--- BEGIN DATA ---
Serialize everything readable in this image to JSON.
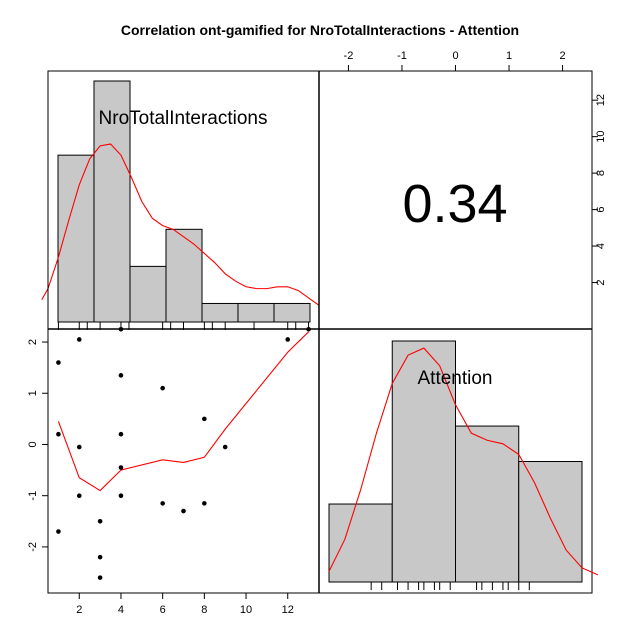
{
  "chart_data": {
    "type": "scatter",
    "title": "Correlation ont-gamified for NroTotalInteractions - Attention",
    "variables": [
      "NroTotalInteractions",
      "Attention"
    ],
    "correlation": {
      "value": 0.34,
      "label": "0.34"
    },
    "histograms": [
      {
        "variable": "NroTotalInteractions",
        "breaks": [
          1,
          2.714,
          4.429,
          6.143,
          7.857,
          9.571,
          11.286,
          13
        ],
        "counts": [
          9,
          13,
          3,
          5,
          1,
          1,
          1
        ],
        "rug": [
          1,
          2,
          3,
          4,
          6,
          7,
          8,
          9,
          12,
          13
        ],
        "density": [
          [
            0.2,
            1.2
          ],
          [
            0.5,
            1.8
          ],
          [
            1,
            3.5
          ],
          [
            1.5,
            5.5
          ],
          [
            2,
            7.4
          ],
          [
            2.5,
            8.8
          ],
          [
            3,
            9.5
          ],
          [
            3.5,
            9.6
          ],
          [
            4,
            9.0
          ],
          [
            4.5,
            7.8
          ],
          [
            5,
            6.5
          ],
          [
            5.5,
            5.6
          ],
          [
            6,
            5.2
          ],
          [
            6.5,
            5.0
          ],
          [
            7,
            4.6
          ],
          [
            7.5,
            4.2
          ],
          [
            8,
            3.7
          ],
          [
            8.5,
            3.2
          ],
          [
            9,
            2.6
          ],
          [
            9.5,
            2.2
          ],
          [
            10,
            1.9
          ],
          [
            10.5,
            1.8
          ],
          [
            11,
            1.8
          ],
          [
            11.5,
            1.9
          ],
          [
            12,
            1.9
          ],
          [
            12.5,
            1.7
          ],
          [
            13,
            1.3
          ],
          [
            13.5,
            0.9
          ]
        ],
        "tick_marks": [
          2,
          4,
          6,
          8,
          10,
          12
        ]
      },
      {
        "variable": "Attention",
        "breaks": [
          -2.6,
          -1.4,
          -0.2,
          1.0,
          2.2
        ],
        "counts": [
          2.2,
          6.8,
          4.4,
          3.4
        ],
        "rug": [
          -1.8,
          -1.6,
          -1.3,
          -1.1,
          -0.9,
          -0.8,
          -0.6,
          -0.5,
          -0.3,
          0.2,
          0.3,
          0.5,
          0.7,
          0.8,
          1.0,
          1.2
        ],
        "density": [
          [
            -2.6,
            0.3
          ],
          [
            -2.3,
            1.2
          ],
          [
            -2.0,
            2.6
          ],
          [
            -1.7,
            4.2
          ],
          [
            -1.4,
            5.6
          ],
          [
            -1.1,
            6.4
          ],
          [
            -0.8,
            6.6
          ],
          [
            -0.5,
            6.1
          ],
          [
            -0.2,
            5.0
          ],
          [
            0.1,
            4.2
          ],
          [
            0.4,
            4.0
          ],
          [
            0.7,
            3.9
          ],
          [
            1.0,
            3.6
          ],
          [
            1.3,
            2.8
          ],
          [
            1.6,
            1.8
          ],
          [
            1.9,
            0.9
          ],
          [
            2.2,
            0.4
          ],
          [
            2.5,
            0.2
          ]
        ]
      }
    ],
    "scatter": {
      "xlabel": "NroTotalInteractions",
      "ylabel": "Attention",
      "points": [
        {
          "x": 1,
          "y": 1.6
        },
        {
          "x": 1,
          "y": 0.2
        },
        {
          "x": 1,
          "y": -1.7
        },
        {
          "x": 2,
          "y": 2.05
        },
        {
          "x": 2,
          "y": -0.05
        },
        {
          "x": 2,
          "y": -1.0
        },
        {
          "x": 3,
          "y": -1.5
        },
        {
          "x": 3,
          "y": -2.2
        },
        {
          "x": 3,
          "y": -2.6
        },
        {
          "x": 4,
          "y": 2.25
        },
        {
          "x": 4,
          "y": 1.35
        },
        {
          "x": 4,
          "y": 0.2
        },
        {
          "x": 4,
          "y": -0.45
        },
        {
          "x": 4,
          "y": -1.0
        },
        {
          "x": 6,
          "y": 1.1
        },
        {
          "x": 6,
          "y": -1.15
        },
        {
          "x": 7,
          "y": -1.3
        },
        {
          "x": 8,
          "y": 0.5
        },
        {
          "x": 8,
          "y": -1.15
        },
        {
          "x": 9,
          "y": -0.05
        },
        {
          "x": 12,
          "y": 2.05
        },
        {
          "x": 13,
          "y": 2.25
        }
      ],
      "smooth": [
        [
          1,
          0.45
        ],
        [
          1.5,
          -0.1
        ],
        [
          2,
          -0.65
        ],
        [
          3,
          -0.9
        ],
        [
          4,
          -0.5
        ],
        [
          6,
          -0.3
        ],
        [
          7,
          -0.35
        ],
        [
          8,
          -0.25
        ],
        [
          9,
          0.3
        ],
        [
          10,
          0.8
        ],
        [
          12,
          1.8
        ],
        [
          13,
          2.2
        ]
      ]
    },
    "axes": {
      "x_bottom": {
        "ticks": [
          2,
          4,
          6,
          8,
          10,
          12
        ],
        "range": [
          0.5,
          13.5
        ]
      },
      "y_left": {
        "ticks": [
          2,
          1,
          0,
          -1,
          -2
        ],
        "range": [
          -2.9,
          2.45
        ]
      },
      "x_top": {
        "ticks": [
          -2,
          -1,
          0,
          1,
          2
        ],
        "range": [
          -2.55,
          2.55
        ]
      },
      "y_right": {
        "ticks": [
          2,
          4,
          6,
          8,
          10,
          12
        ],
        "range": [
          0,
          13.6
        ]
      }
    },
    "colors": {
      "bar_fill": "#c8c8c8",
      "density": "#ff0000",
      "points": "#000000",
      "frame": "#000000"
    },
    "grid": false
  }
}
--- END DATA ---
*SHORT TASK:*
Copy each line above precisely, dropping the pictures.

*SOLUTION:*
Serialize everything readable in this image to JSON.
{
  "chart_data": {
    "type": "scatter",
    "title": "Correlation ont-gamified for NroTotalInteractions - Attention",
    "variables": [
      "NroTotalInteractions",
      "Attention"
    ],
    "correlation": {
      "value": 0.34,
      "label": "0.34"
    },
    "histograms": [
      {
        "variable": "NroTotalInteractions",
        "breaks": [
          1,
          2.714,
          4.429,
          6.143,
          7.857,
          9.571,
          11.286,
          13
        ],
        "counts": [
          9,
          13,
          3,
          5,
          1,
          1,
          1
        ],
        "rug": [
          1,
          2,
          3,
          4,
          6,
          7,
          8,
          9,
          12,
          13
        ],
        "density": [
          [
            0.2,
            1.2
          ],
          [
            0.5,
            1.8
          ],
          [
            1,
            3.5
          ],
          [
            1.5,
            5.5
          ],
          [
            2,
            7.4
          ],
          [
            2.5,
            8.8
          ],
          [
            3,
            9.5
          ],
          [
            3.5,
            9.6
          ],
          [
            4,
            9.0
          ],
          [
            4.5,
            7.8
          ],
          [
            5,
            6.5
          ],
          [
            5.5,
            5.6
          ],
          [
            6,
            5.2
          ],
          [
            6.5,
            5.0
          ],
          [
            7,
            4.6
          ],
          [
            7.5,
            4.2
          ],
          [
            8,
            3.7
          ],
          [
            8.5,
            3.2
          ],
          [
            9,
            2.6
          ],
          [
            9.5,
            2.2
          ],
          [
            10,
            1.9
          ],
          [
            10.5,
            1.8
          ],
          [
            11,
            1.8
          ],
          [
            11.5,
            1.9
          ],
          [
            12,
            1.9
          ],
          [
            12.5,
            1.7
          ],
          [
            13,
            1.3
          ],
          [
            13.5,
            0.9
          ]
        ],
        "tick_marks": [
          2,
          4,
          6,
          8,
          10,
          12
        ]
      },
      {
        "variable": "Attention",
        "breaks": [
          -2.6,
          -1.4,
          -0.2,
          1.0,
          2.2
        ],
        "counts": [
          2.2,
          6.8,
          4.4,
          3.4
        ],
        "rug": [
          -1.8,
          -1.6,
          -1.3,
          -1.1,
          -0.9,
          -0.8,
          -0.6,
          -0.5,
          -0.3,
          0.2,
          0.3,
          0.5,
          0.7,
          0.8,
          1.0,
          1.2
        ],
        "density": [
          [
            -2.6,
            0.3
          ],
          [
            -2.3,
            1.2
          ],
          [
            -2.0,
            2.6
          ],
          [
            -1.7,
            4.2
          ],
          [
            -1.4,
            5.6
          ],
          [
            -1.1,
            6.4
          ],
          [
            -0.8,
            6.6
          ],
          [
            -0.5,
            6.1
          ],
          [
            -0.2,
            5.0
          ],
          [
            0.1,
            4.2
          ],
          [
            0.4,
            4.0
          ],
          [
            0.7,
            3.9
          ],
          [
            1.0,
            3.6
          ],
          [
            1.3,
            2.8
          ],
          [
            1.6,
            1.8
          ],
          [
            1.9,
            0.9
          ],
          [
            2.2,
            0.4
          ],
          [
            2.5,
            0.2
          ]
        ]
      }
    ],
    "scatter": {
      "xlabel": "NroTotalInteractions",
      "ylabel": "Attention",
      "points": [
        {
          "x": 1,
          "y": 1.6
        },
        {
          "x": 1,
          "y": 0.2
        },
        {
          "x": 1,
          "y": -1.7
        },
        {
          "x": 2,
          "y": 2.05
        },
        {
          "x": 2,
          "y": -0.05
        },
        {
          "x": 2,
          "y": -1.0
        },
        {
          "x": 3,
          "y": -1.5
        },
        {
          "x": 3,
          "y": -2.2
        },
        {
          "x": 3,
          "y": -2.6
        },
        {
          "x": 4,
          "y": 2.25
        },
        {
          "x": 4,
          "y": 1.35
        },
        {
          "x": 4,
          "y": 0.2
        },
        {
          "x": 4,
          "y": -0.45
        },
        {
          "x": 4,
          "y": -1.0
        },
        {
          "x": 6,
          "y": 1.1
        },
        {
          "x": 6,
          "y": -1.15
        },
        {
          "x": 7,
          "y": -1.3
        },
        {
          "x": 8,
          "y": 0.5
        },
        {
          "x": 8,
          "y": -1.15
        },
        {
          "x": 9,
          "y": -0.05
        },
        {
          "x": 12,
          "y": 2.05
        },
        {
          "x": 13,
          "y": 2.25
        }
      ],
      "smooth": [
        [
          1,
          0.45
        ],
        [
          1.5,
          -0.1
        ],
        [
          2,
          -0.65
        ],
        [
          3,
          -0.9
        ],
        [
          4,
          -0.5
        ],
        [
          6,
          -0.3
        ],
        [
          7,
          -0.35
        ],
        [
          8,
          -0.25
        ],
        [
          9,
          0.3
        ],
        [
          10,
          0.8
        ],
        [
          12,
          1.8
        ],
        [
          13,
          2.2
        ]
      ]
    },
    "axes": {
      "x_bottom": {
        "ticks": [
          2,
          4,
          6,
          8,
          10,
          12
        ],
        "range": [
          0.5,
          13.5
        ]
      },
      "y_left": {
        "ticks": [
          2,
          1,
          0,
          -1,
          -2
        ],
        "range": [
          -2.9,
          2.45
        ]
      },
      "x_top": {
        "ticks": [
          -2,
          -1,
          0,
          1,
          2
        ],
        "range": [
          -2.55,
          2.55
        ]
      },
      "y_right": {
        "ticks": [
          2,
          4,
          6,
          8,
          10,
          12
        ],
        "range": [
          0,
          13.6
        ]
      }
    },
    "colors": {
      "bar_fill": "#c8c8c8",
      "density": "#ff0000",
      "points": "#000000",
      "frame": "#000000"
    },
    "grid": false
  }
}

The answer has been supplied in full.